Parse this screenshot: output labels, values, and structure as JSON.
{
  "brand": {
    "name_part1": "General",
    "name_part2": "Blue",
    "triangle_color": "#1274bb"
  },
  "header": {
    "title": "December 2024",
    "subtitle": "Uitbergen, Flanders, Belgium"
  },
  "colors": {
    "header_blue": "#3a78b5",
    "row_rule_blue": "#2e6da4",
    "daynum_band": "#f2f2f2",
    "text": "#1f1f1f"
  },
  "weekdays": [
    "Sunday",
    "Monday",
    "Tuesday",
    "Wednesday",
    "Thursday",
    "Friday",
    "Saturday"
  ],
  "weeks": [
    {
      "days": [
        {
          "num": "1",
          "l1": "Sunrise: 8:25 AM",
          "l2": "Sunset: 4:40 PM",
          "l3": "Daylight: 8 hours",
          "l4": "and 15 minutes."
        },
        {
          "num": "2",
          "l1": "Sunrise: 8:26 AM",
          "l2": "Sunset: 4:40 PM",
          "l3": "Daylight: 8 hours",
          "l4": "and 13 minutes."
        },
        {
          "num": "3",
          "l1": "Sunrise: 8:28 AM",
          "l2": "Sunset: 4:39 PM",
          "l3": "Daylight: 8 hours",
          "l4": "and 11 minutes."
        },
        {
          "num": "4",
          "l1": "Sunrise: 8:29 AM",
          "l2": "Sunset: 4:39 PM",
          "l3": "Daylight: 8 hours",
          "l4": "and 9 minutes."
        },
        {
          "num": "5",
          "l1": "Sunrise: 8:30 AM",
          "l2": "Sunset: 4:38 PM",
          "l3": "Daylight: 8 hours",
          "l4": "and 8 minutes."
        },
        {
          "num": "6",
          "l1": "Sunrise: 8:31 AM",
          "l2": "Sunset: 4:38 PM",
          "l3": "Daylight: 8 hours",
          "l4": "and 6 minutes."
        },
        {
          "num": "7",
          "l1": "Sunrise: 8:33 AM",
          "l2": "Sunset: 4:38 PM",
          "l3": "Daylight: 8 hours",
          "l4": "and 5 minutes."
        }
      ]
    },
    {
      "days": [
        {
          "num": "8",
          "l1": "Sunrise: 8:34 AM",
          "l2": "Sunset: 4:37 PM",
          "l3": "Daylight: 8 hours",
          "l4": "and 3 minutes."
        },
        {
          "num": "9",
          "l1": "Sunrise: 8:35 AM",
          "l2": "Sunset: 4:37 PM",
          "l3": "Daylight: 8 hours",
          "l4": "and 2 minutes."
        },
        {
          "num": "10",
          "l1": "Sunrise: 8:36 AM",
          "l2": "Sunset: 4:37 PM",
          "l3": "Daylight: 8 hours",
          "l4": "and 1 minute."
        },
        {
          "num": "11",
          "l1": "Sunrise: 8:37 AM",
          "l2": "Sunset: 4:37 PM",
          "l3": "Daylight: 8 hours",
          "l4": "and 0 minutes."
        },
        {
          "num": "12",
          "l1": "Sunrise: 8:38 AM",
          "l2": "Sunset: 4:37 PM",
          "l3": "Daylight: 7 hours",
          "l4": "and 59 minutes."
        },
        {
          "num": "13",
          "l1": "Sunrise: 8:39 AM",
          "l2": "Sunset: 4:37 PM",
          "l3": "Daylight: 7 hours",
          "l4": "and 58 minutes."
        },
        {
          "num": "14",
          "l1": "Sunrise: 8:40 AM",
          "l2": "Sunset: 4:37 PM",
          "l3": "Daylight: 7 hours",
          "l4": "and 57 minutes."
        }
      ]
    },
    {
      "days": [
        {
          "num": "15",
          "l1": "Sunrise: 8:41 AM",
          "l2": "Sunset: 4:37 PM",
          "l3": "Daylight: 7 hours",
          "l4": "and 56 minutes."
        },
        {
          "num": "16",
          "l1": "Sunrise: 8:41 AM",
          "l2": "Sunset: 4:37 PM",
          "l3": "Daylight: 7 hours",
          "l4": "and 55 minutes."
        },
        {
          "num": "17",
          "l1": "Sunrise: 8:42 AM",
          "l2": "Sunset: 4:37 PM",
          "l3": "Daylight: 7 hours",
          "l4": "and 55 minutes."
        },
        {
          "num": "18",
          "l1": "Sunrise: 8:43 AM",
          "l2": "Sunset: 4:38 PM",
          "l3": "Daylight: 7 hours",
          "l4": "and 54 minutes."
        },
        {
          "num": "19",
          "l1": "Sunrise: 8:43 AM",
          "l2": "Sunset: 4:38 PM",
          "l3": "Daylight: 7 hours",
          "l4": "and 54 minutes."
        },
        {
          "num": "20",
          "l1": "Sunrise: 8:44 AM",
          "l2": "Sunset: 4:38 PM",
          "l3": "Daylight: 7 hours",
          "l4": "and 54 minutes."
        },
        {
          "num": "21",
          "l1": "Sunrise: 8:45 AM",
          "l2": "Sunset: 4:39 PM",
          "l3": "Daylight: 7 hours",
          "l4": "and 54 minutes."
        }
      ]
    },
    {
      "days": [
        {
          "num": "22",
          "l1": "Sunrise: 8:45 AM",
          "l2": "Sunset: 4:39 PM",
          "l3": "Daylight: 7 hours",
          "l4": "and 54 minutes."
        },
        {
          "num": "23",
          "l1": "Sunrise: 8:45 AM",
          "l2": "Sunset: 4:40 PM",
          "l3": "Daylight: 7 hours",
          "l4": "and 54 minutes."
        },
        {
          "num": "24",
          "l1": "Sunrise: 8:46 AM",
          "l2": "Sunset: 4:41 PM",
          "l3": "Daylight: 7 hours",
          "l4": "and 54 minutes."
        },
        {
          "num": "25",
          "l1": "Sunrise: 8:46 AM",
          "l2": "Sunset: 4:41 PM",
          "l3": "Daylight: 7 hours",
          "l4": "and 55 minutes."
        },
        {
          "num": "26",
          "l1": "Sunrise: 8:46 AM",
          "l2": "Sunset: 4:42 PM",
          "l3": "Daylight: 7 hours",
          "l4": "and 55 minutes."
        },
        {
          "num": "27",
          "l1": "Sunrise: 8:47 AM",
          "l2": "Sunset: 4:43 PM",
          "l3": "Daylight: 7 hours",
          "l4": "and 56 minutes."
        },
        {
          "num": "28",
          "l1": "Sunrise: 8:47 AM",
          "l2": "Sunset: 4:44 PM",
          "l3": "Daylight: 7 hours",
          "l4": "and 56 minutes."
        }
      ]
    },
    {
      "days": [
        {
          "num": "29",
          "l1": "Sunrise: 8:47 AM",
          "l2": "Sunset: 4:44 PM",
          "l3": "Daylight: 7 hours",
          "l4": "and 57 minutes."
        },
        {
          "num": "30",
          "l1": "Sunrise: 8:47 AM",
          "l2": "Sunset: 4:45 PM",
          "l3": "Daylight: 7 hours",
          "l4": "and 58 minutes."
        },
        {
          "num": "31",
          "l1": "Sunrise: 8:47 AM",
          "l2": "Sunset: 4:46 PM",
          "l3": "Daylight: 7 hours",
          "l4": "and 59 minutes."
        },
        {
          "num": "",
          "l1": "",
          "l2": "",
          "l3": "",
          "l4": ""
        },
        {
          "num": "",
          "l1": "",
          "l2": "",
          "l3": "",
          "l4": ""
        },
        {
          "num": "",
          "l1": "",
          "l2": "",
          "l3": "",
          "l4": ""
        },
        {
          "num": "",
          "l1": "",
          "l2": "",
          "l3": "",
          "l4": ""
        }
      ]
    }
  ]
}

Aim of the exercise. Go through the records above and set each one down exactly, please.

Task output.
Parse this screenshot: output labels, values, and structure as JSON.
{
  "brand": {
    "name_part1": "General",
    "name_part2": "Blue",
    "triangle_color": "#1274bb"
  },
  "header": {
    "title": "December 2024",
    "subtitle": "Uitbergen, Flanders, Belgium"
  },
  "colors": {
    "header_blue": "#3a78b5",
    "row_rule_blue": "#2e6da4",
    "daynum_band": "#f2f2f2",
    "text": "#1f1f1f"
  },
  "weekdays": [
    "Sunday",
    "Monday",
    "Tuesday",
    "Wednesday",
    "Thursday",
    "Friday",
    "Saturday"
  ],
  "weeks": [
    {
      "days": [
        {
          "num": "1",
          "l1": "Sunrise: 8:25 AM",
          "l2": "Sunset: 4:40 PM",
          "l3": "Daylight: 8 hours",
          "l4": "and 15 minutes."
        },
        {
          "num": "2",
          "l1": "Sunrise: 8:26 AM",
          "l2": "Sunset: 4:40 PM",
          "l3": "Daylight: 8 hours",
          "l4": "and 13 minutes."
        },
        {
          "num": "3",
          "l1": "Sunrise: 8:28 AM",
          "l2": "Sunset: 4:39 PM",
          "l3": "Daylight: 8 hours",
          "l4": "and 11 minutes."
        },
        {
          "num": "4",
          "l1": "Sunrise: 8:29 AM",
          "l2": "Sunset: 4:39 PM",
          "l3": "Daylight: 8 hours",
          "l4": "and 9 minutes."
        },
        {
          "num": "5",
          "l1": "Sunrise: 8:30 AM",
          "l2": "Sunset: 4:38 PM",
          "l3": "Daylight: 8 hours",
          "l4": "and 8 minutes."
        },
        {
          "num": "6",
          "l1": "Sunrise: 8:31 AM",
          "l2": "Sunset: 4:38 PM",
          "l3": "Daylight: 8 hours",
          "l4": "and 6 minutes."
        },
        {
          "num": "7",
          "l1": "Sunrise: 8:33 AM",
          "l2": "Sunset: 4:38 PM",
          "l3": "Daylight: 8 hours",
          "l4": "and 5 minutes."
        }
      ]
    },
    {
      "days": [
        {
          "num": "8",
          "l1": "Sunrise: 8:34 AM",
          "l2": "Sunset: 4:37 PM",
          "l3": "Daylight: 8 hours",
          "l4": "and 3 minutes."
        },
        {
          "num": "9",
          "l1": "Sunrise: 8:35 AM",
          "l2": "Sunset: 4:37 PM",
          "l3": "Daylight: 8 hours",
          "l4": "and 2 minutes."
        },
        {
          "num": "10",
          "l1": "Sunrise: 8:36 AM",
          "l2": "Sunset: 4:37 PM",
          "l3": "Daylight: 8 hours",
          "l4": "and 1 minute."
        },
        {
          "num": "11",
          "l1": "Sunrise: 8:37 AM",
          "l2": "Sunset: 4:37 PM",
          "l3": "Daylight: 8 hours",
          "l4": "and 0 minutes."
        },
        {
          "num": "12",
          "l1": "Sunrise: 8:38 AM",
          "l2": "Sunset: 4:37 PM",
          "l3": "Daylight: 7 hours",
          "l4": "and 59 minutes."
        },
        {
          "num": "13",
          "l1": "Sunrise: 8:39 AM",
          "l2": "Sunset: 4:37 PM",
          "l3": "Daylight: 7 hours",
          "l4": "and 58 minutes."
        },
        {
          "num": "14",
          "l1": "Sunrise: 8:40 AM",
          "l2": "Sunset: 4:37 PM",
          "l3": "Daylight: 7 hours",
          "l4": "and 57 minutes."
        }
      ]
    },
    {
      "days": [
        {
          "num": "15",
          "l1": "Sunrise: 8:41 AM",
          "l2": "Sunset: 4:37 PM",
          "l3": "Daylight: 7 hours",
          "l4": "and 56 minutes."
        },
        {
          "num": "16",
          "l1": "Sunrise: 8:41 AM",
          "l2": "Sunset: 4:37 PM",
          "l3": "Daylight: 7 hours",
          "l4": "and 55 minutes."
        },
        {
          "num": "17",
          "l1": "Sunrise: 8:42 AM",
          "l2": "Sunset: 4:37 PM",
          "l3": "Daylight: 7 hours",
          "l4": "and 55 minutes."
        },
        {
          "num": "18",
          "l1": "Sunrise: 8:43 AM",
          "l2": "Sunset: 4:38 PM",
          "l3": "Daylight: 7 hours",
          "l4": "and 54 minutes."
        },
        {
          "num": "19",
          "l1": "Sunrise: 8:43 AM",
          "l2": "Sunset: 4:38 PM",
          "l3": "Daylight: 7 hours",
          "l4": "and 54 minutes."
        },
        {
          "num": "20",
          "l1": "Sunrise: 8:44 AM",
          "l2": "Sunset: 4:38 PM",
          "l3": "Daylight: 7 hours",
          "l4": "and 54 minutes."
        },
        {
          "num": "21",
          "l1": "Sunrise: 8:45 AM",
          "l2": "Sunset: 4:39 PM",
          "l3": "Daylight: 7 hours",
          "l4": "and 54 minutes."
        }
      ]
    },
    {
      "days": [
        {
          "num": "22",
          "l1": "Sunrise: 8:45 AM",
          "l2": "Sunset: 4:39 PM",
          "l3": "Daylight: 7 hours",
          "l4": "and 54 minutes."
        },
        {
          "num": "23",
          "l1": "Sunrise: 8:45 AM",
          "l2": "Sunset: 4:40 PM",
          "l3": "Daylight: 7 hours",
          "l4": "and 54 minutes."
        },
        {
          "num": "24",
          "l1": "Sunrise: 8:46 AM",
          "l2": "Sunset: 4:41 PM",
          "l3": "Daylight: 7 hours",
          "l4": "and 54 minutes."
        },
        {
          "num": "25",
          "l1": "Sunrise: 8:46 AM",
          "l2": "Sunset: 4:41 PM",
          "l3": "Daylight: 7 hours",
          "l4": "and 55 minutes."
        },
        {
          "num": "26",
          "l1": "Sunrise: 8:46 AM",
          "l2": "Sunset: 4:42 PM",
          "l3": "Daylight: 7 hours",
          "l4": "and 55 minutes."
        },
        {
          "num": "27",
          "l1": "Sunrise: 8:47 AM",
          "l2": "Sunset: 4:43 PM",
          "l3": "Daylight: 7 hours",
          "l4": "and 56 minutes."
        },
        {
          "num": "28",
          "l1": "Sunrise: 8:47 AM",
          "l2": "Sunset: 4:44 PM",
          "l3": "Daylight: 7 hours",
          "l4": "and 56 minutes."
        }
      ]
    },
    {
      "days": [
        {
          "num": "29",
          "l1": "Sunrise: 8:47 AM",
          "l2": "Sunset: 4:44 PM",
          "l3": "Daylight: 7 hours",
          "l4": "and 57 minutes."
        },
        {
          "num": "30",
          "l1": "Sunrise: 8:47 AM",
          "l2": "Sunset: 4:45 PM",
          "l3": "Daylight: 7 hours",
          "l4": "and 58 minutes."
        },
        {
          "num": "31",
          "l1": "Sunrise: 8:47 AM",
          "l2": "Sunset: 4:46 PM",
          "l3": "Daylight: 7 hours",
          "l4": "and 59 minutes."
        },
        {
          "num": "",
          "l1": "",
          "l2": "",
          "l3": "",
          "l4": ""
        },
        {
          "num": "",
          "l1": "",
          "l2": "",
          "l3": "",
          "l4": ""
        },
        {
          "num": "",
          "l1": "",
          "l2": "",
          "l3": "",
          "l4": ""
        },
        {
          "num": "",
          "l1": "",
          "l2": "",
          "l3": "",
          "l4": ""
        }
      ]
    }
  ]
}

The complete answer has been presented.